> _GIVEN TASK_
Would you output the lines from the one with "What does this" through the last line of the material below, exactly, but without pictures?

> _DATA SUPPLIED_
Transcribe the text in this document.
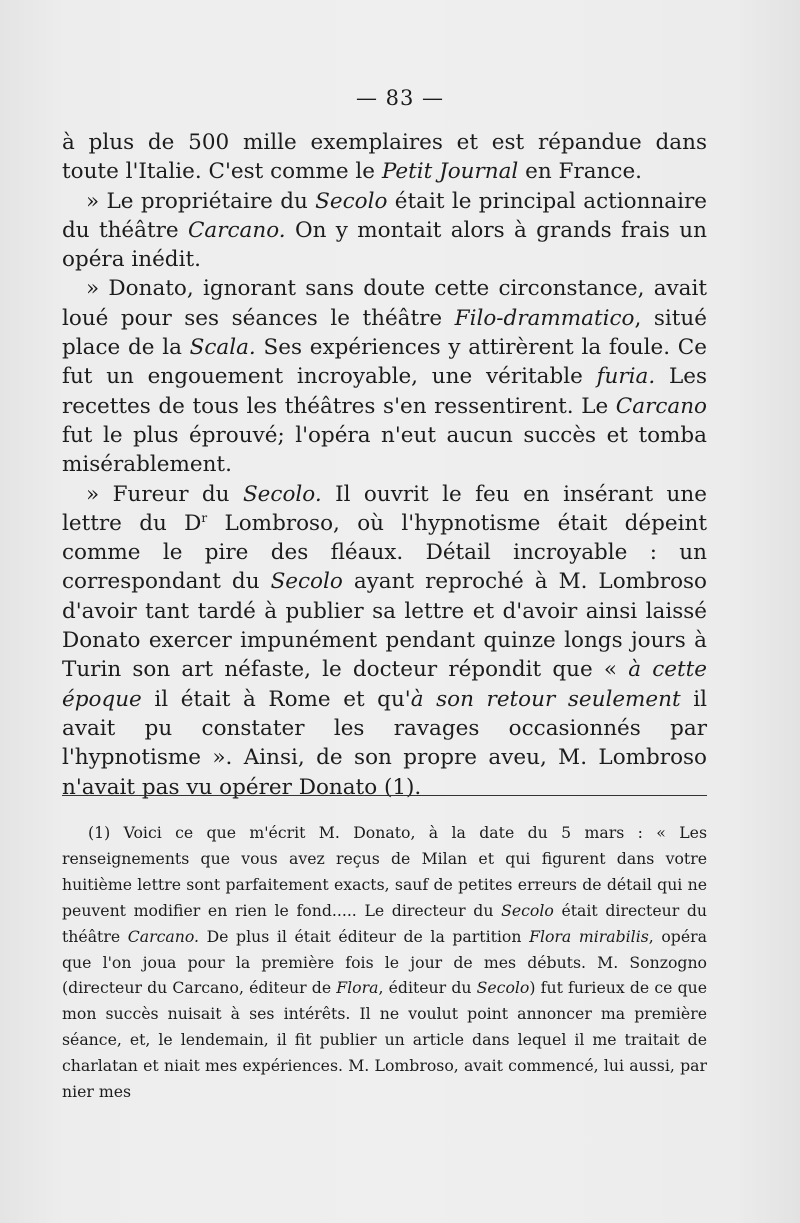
— 83 —

à plus de 500 mille exemplaires et est répandue dans toute l'Italie. C'est comme le Petit Journal en France.

» Le propriétaire du Secolo était le principal actionnaire du théâtre Carcano. On y montait alors à grands frais un opéra inédit.

» Donato, ignorant sans doute cette circonstance, avait loué pour ses séances le théâtre Filo-drammatico, situé place de la Scala. Ses expériences y attirèrent la foule. Ce fut un engouement incroyable, une véritable furia. Les recettes de tous les théâtres s'en ressentirent. Le Carcano fut le plus éprouvé; l'opéra n'eut aucun succès et tomba misérablement.

» Fureur du Secolo. Il ouvrit le feu en insérant une lettre du $D^r$ Lombroso, où l'hypnotisme était dépeint comme le pire des fléaux. Détail incroyable : un correspondant du Secolo ayant reproché à M. Lombroso d'avoir tant tardé à publier sa lettre et d'avoir ainsi laissé Donato exercer impunément pendant quinze longs jours à Turin son art néfaste, le docteur répondit que « à cette époque il était à Rome et qu'à son retour seulement il avait pu constater les ravages occasionnés par l'hypnotisme ». Ainsi, de son propre aveu, M. Lombroso n'avait pas vu opérer Donato (1).

(1) Voici ce que m'écrit M. Donato, à la date du 5 mars : « Les renseignements que vous avez reçus de Milan et qui figurent dans votre huitième lettre sont parfaitement exacts, sauf de petites erreurs de détail qui ne peuvent modifier en rien le fond..... Le directeur du Secolo était directeur du théâtre Carcano. De plus il était éditeur de la partition Flora mirabilis, opéra que l'on joua pour la première fois le jour de mes débuts. M. Sonzogno (directeur du Carcano, éditeur de Flora, éditeur du Secolo) fut furieux de ce que mon succès nuisait à ses intérêts. Il ne voulut point annoncer ma première séance, et, le lendemain, il fit publier un article dans lequel il me traitait de charlatan et niait mes expériences. M. Lombroso, avait commencé, lui aussi, par nier mes
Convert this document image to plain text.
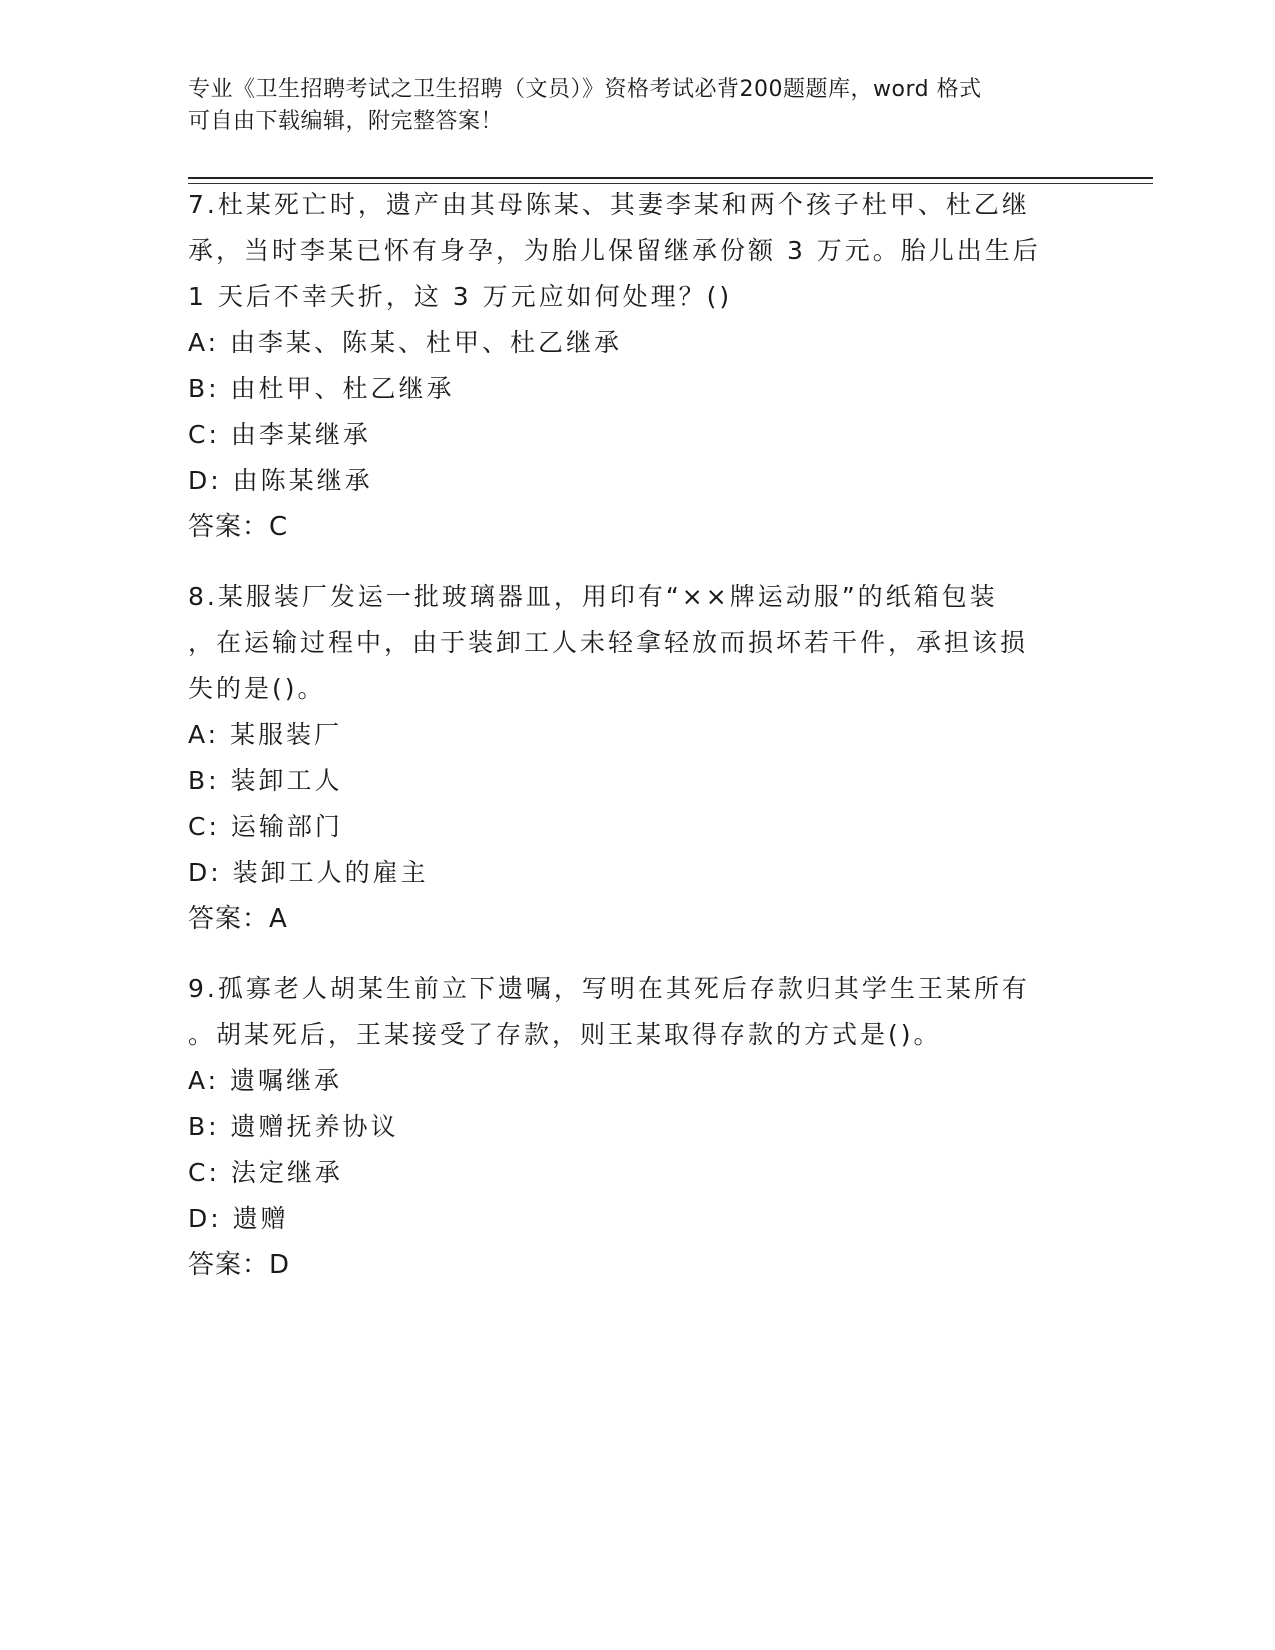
专业《卫生招聘考试之卫生招聘（文员）》资格考试必背200题题库，word 格式
可自由下载编辑，附完整答案！

7.杜某死亡时，遗产由其母陈某、其妻李某和两个孩子杜甲、杜乙继

承，当时李某已怀有身孕，为胎儿保留继承份额 3 万元。胎儿出生后

1 天后不幸夭折，这 3 万元应如何处理？()

A: 由李某、陈某、杜甲、杜乙继承

B: 由杜甲、杜乙继承

C: 由李某继承

D: 由陈某继承

答案：C

8.某服装厂发运一批玻璃器皿，用印有“××牌运动服”的纸箱包装

，在运输过程中，由于装卸工人未轻拿轻放而损坏若干件，承担该损

失的是()。

A: 某服装厂

B: 装卸工人

C: 运输部门

D: 装卸工人的雇主

答案：A

9.孤寡老人胡某生前立下遗嘱，写明在其死后存款归其学生王某所有

。胡某死后，王某接受了存款，则王某取得存款的方式是()。

A: 遗嘱继承

B: 遗赠抚养协议

C: 法定继承

D: 遗赠

答案：D
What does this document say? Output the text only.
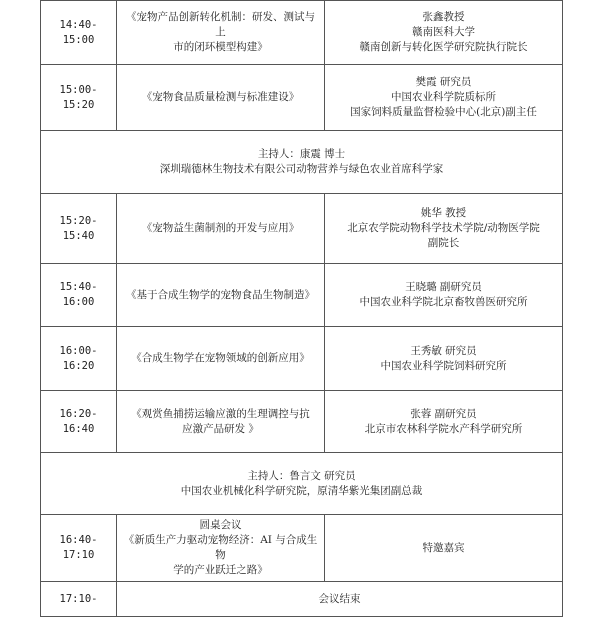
14:40-15:00	《宠物产品创新转化机制：研发、测试与上
市的闭环模型构建》	张鑫教授
赣南医科大学
赣南创新与转化医学研究院执行院长

15:00-15:20	《宠物食品质量检测与标准建设》	樊霞 研究员
中国农业科学院质标所
国家饲料质量监督检验中心(北京)副主任

主持人：康震 博士
深圳瑞德林生物技术有限公司动物营养与绿色农业首席科学家		

15:20-15:40	《宠物益生菌制剂的开发与应用》	姚华 教授
北京农学院动物科学技术学院/动物医学院
副院长

15:40-16:00	《基于合成生物学的宠物食品生物制造》	王晓璐 副研究员
中国农业科学院北京畜牧兽医研究所

16:00-16:20	《合成生物学在宠物领域的创新应用》	王秀敏 研究员
中国农业科学院饲料研究所

16:20-16:40	《观赏鱼捕捞运输应激的生理调控与抗
应激产品研发 》	张蓉 副研究员
北京市农林科学院水产科学研究所

主持人：鲁言文 研究员
中国农业机械化科学研究院，原清华紫光集团副总裁		

16:40-17:10	圆桌会议
《新质生产力驱动宠物经济：AI 与合成生物
学的产业跃迁之路》	特邀嘉宾

17:10-	会议结束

> _THE RESULT_
What does this document say? Output the text only.
14:40-15:00	《宠物产品创新转化机制：研发、测试与上
市的闭环模型构建》	张鑫教授
赣南医科大学
赣南创新与转化医学研究院执行院长

15:00-15:20	《宠物食品质量检测与标准建设》	樊霞 研究员
中国农业科学院质标所
国家饲料质量监督检验中心(北京)副主任

主持人：康震 博士
深圳瑞德林生物技术有限公司动物营养与绿色农业首席科学家		

15:20-15:40	《宠物益生菌制剂的开发与应用》	姚华 教授
北京农学院动物科学技术学院/动物医学院
副院长

15:40-16:00	《基于合成生物学的宠物食品生物制造》	王晓璐 副研究员
中国农业科学院北京畜牧兽医研究所

16:00-16:20	《合成生物学在宠物领域的创新应用》	王秀敏 研究员
中国农业科学院饲料研究所

16:20-16:40	《观赏鱼捕捞运输应激的生理调控与抗
应激产品研发 》	张蓉 副研究员
北京市农林科学院水产科学研究所

主持人：鲁言文 研究员
中国农业机械化科学研究院，原清华紫光集团副总裁		

16:40-17:10	圆桌会议
《新质生产力驱动宠物经济：AI 与合成生物
学的产业跃迁之路》	特邀嘉宾

17:10-	会议结束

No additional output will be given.